What to do: Copy all lines below containing "adet".

Stored items:
-----

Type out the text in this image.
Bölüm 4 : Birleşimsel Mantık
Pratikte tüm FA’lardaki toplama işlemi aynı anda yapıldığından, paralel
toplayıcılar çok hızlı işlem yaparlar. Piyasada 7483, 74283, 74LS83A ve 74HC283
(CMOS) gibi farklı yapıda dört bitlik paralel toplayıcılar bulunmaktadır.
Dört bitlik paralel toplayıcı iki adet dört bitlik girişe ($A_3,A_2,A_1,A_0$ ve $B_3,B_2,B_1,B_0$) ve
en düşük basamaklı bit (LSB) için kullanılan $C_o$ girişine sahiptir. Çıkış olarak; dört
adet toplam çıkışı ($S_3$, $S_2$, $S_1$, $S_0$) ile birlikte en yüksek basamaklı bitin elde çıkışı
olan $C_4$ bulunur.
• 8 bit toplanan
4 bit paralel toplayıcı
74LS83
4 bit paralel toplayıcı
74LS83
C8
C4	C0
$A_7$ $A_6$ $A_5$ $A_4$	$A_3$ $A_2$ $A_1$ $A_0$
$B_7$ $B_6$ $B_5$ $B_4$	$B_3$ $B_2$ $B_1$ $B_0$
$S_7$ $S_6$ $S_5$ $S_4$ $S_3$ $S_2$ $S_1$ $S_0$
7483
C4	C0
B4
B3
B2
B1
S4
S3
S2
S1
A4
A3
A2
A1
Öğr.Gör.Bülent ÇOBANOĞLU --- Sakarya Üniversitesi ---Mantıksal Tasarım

-----

Response:
Dört bitlik paralel toplayıcı iki adet dört bitlik girişe ($A_3,A_2,A_1,A_0$ ve $B_3,B_2,B_1,B_0$) ve
adet toplam çıkışı ($S_3$, $S_2$, $S_1$, $S_0$) ile birlikte en yüksek basamaklı bitin elde çıkışı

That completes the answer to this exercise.